** begin **

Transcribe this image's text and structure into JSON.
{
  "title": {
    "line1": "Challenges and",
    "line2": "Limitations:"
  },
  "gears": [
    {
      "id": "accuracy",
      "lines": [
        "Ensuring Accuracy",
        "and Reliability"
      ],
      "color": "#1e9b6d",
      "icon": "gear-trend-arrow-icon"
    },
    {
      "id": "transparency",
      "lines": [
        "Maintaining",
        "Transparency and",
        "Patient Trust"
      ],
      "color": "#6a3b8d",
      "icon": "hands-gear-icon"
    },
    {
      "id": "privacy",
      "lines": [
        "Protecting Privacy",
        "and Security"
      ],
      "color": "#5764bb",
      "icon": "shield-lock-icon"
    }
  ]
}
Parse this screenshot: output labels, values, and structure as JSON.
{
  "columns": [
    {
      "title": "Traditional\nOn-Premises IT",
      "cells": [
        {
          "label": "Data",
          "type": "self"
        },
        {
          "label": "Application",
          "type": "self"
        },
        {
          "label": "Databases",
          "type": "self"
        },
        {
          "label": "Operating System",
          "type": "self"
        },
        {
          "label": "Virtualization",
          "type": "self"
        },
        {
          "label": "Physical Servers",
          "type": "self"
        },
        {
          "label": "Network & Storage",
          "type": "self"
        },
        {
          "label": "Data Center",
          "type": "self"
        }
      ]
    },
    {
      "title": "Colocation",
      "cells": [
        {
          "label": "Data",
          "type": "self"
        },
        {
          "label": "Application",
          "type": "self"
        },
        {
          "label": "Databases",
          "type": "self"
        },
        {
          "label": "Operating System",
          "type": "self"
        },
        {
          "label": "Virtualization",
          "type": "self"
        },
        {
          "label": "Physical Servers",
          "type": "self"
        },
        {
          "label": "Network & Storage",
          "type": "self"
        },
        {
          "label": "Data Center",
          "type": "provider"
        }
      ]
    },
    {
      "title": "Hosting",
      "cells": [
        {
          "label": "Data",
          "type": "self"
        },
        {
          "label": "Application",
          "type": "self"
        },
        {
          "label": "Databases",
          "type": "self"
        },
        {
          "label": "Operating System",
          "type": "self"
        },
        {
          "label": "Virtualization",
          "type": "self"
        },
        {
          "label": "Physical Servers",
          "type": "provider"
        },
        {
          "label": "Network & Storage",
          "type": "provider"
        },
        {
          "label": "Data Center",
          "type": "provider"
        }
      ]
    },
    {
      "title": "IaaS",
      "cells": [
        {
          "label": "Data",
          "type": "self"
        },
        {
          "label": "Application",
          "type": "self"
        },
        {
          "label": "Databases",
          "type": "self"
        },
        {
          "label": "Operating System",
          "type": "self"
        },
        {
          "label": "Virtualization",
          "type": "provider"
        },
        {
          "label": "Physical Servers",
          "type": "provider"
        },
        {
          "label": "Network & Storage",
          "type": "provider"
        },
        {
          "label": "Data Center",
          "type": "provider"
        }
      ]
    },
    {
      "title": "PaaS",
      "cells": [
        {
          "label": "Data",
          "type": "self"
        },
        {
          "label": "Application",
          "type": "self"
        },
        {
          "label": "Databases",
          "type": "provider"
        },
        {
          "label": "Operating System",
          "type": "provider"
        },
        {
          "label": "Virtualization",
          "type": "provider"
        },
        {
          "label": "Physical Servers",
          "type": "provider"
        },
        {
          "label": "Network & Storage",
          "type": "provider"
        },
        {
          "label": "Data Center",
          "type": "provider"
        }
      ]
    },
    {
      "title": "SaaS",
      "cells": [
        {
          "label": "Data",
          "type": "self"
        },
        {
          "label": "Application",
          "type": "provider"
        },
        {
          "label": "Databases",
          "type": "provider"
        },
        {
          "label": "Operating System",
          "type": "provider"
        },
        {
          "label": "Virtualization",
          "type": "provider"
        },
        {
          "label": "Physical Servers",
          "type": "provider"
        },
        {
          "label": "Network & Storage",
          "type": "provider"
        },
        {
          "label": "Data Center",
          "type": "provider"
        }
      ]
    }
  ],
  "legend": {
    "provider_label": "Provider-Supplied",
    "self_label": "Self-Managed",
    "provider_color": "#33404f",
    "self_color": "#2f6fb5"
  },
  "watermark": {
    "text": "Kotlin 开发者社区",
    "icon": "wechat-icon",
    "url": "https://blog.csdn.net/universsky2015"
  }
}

** end **

[EXERCISE BRIEF] Please give back all of the records exactly as written.

[ANSWER TO THE TASK]
Transcribe this image's text and structure into JSON.
{
  "title": {
    "line1": "Challenges and",
    "line2": "Limitations:"
  },
  "gears": [
    {
      "id": "accuracy",
      "lines": [
        "Ensuring Accuracy",
        "and Reliability"
      ],
      "color": "#1e9b6d",
      "icon": "gear-trend-arrow-icon"
    },
    {
      "id": "transparency",
      "lines": [
        "Maintaining",
        "Transparency and",
        "Patient Trust"
      ],
      "color": "#6a3b8d",
      "icon": "hands-gear-icon"
    },
    {
      "id": "privacy",
      "lines": [
        "Protecting Privacy",
        "and Security"
      ],
      "color": "#5764bb",
      "icon": "shield-lock-icon"
    }
  ]
}
Parse this screenshot: output labels, values, and structure as JSON.
{
  "columns": [
    {
      "title": "Traditional\nOn-Premises IT",
      "cells": [
        {
          "label": "Data",
          "type": "self"
        },
        {
          "label": "Application",
          "type": "self"
        },
        {
          "label": "Databases",
          "type": "self"
        },
        {
          "label": "Operating System",
          "type": "self"
        },
        {
          "label": "Virtualization",
          "type": "self"
        },
        {
          "label": "Physical Servers",
          "type": "self"
        },
        {
          "label": "Network & Storage",
          "type": "self"
        },
        {
          "label": "Data Center",
          "type": "self"
        }
      ]
    },
    {
      "title": "Colocation",
      "cells": [
        {
          "label": "Data",
          "type": "self"
        },
        {
          "label": "Application",
          "type": "self"
        },
        {
          "label": "Databases",
          "type": "self"
        },
        {
          "label": "Operating System",
          "type": "self"
        },
        {
          "label": "Virtualization",
          "type": "self"
        },
        {
          "label": "Physical Servers",
          "type": "self"
        },
        {
          "label": "Network & Storage",
          "type": "self"
        },
        {
          "label": "Data Center",
          "type": "provider"
        }
      ]
    },
    {
      "title": "Hosting",
      "cells": [
        {
          "label": "Data",
          "type": "self"
        },
        {
          "label": "Application",
          "type": "self"
        },
        {
          "label": "Databases",
          "type": "self"
        },
        {
          "label": "Operating System",
          "type": "self"
        },
        {
          "label": "Virtualization",
          "type": "self"
        },
        {
          "label": "Physical Servers",
          "type": "provider"
        },
        {
          "label": "Network & Storage",
          "type": "provider"
        },
        {
          "label": "Data Center",
          "type": "provider"
        }
      ]
    },
    {
      "title": "IaaS",
      "cells": [
        {
          "label": "Data",
          "type": "self"
        },
        {
          "label": "Application",
          "type": "self"
        },
        {
          "label": "Databases",
          "type": "self"
        },
        {
          "label": "Operating System",
          "type": "self"
        },
        {
          "label": "Virtualization",
          "type": "provider"
        },
        {
          "label": "Physical Servers",
          "type": "provider"
        },
        {
          "label": "Network & Storage",
          "type": "provider"
        },
        {
          "label": "Data Center",
          "type": "provider"
        }
      ]
    },
    {
      "title": "PaaS",
      "cells": [
        {
          "label": "Data",
          "type": "self"
        },
        {
          "label": "Application",
          "type": "self"
        },
        {
          "label": "Databases",
          "type": "provider"
        },
        {
          "label": "Operating System",
          "type": "provider"
        },
        {
          "label": "Virtualization",
          "type": "provider"
        },
        {
          "label": "Physical Servers",
          "type": "provider"
        },
        {
          "label": "Network & Storage",
          "type": "provider"
        },
        {
          "label": "Data Center",
          "type": "provider"
        }
      ]
    },
    {
      "title": "SaaS",
      "cells": [
        {
          "label": "Data",
          "type": "self"
        },
        {
          "label": "Application",
          "type": "provider"
        },
        {
          "label": "Databases",
          "type": "provider"
        },
        {
          "label": "Operating System",
          "type": "provider"
        },
        {
          "label": "Virtualization",
          "type": "provider"
        },
        {
          "label": "Physical Servers",
          "type": "provider"
        },
        {
          "label": "Network & Storage",
          "type": "provider"
        },
        {
          "label": "Data Center",
          "type": "provider"
        }
      ]
    }
  ],
  "legend": {
    "provider_label": "Provider-Supplied",
    "self_label": "Self-Managed",
    "provider_color": "#33404f",
    "self_color": "#2f6fb5"
  },
  "watermark": {
    "text": "Kotlin 开发者社区",
    "icon": "wechat-icon",
    "url": "https://blog.csdn.net/universsky2015"
  }
}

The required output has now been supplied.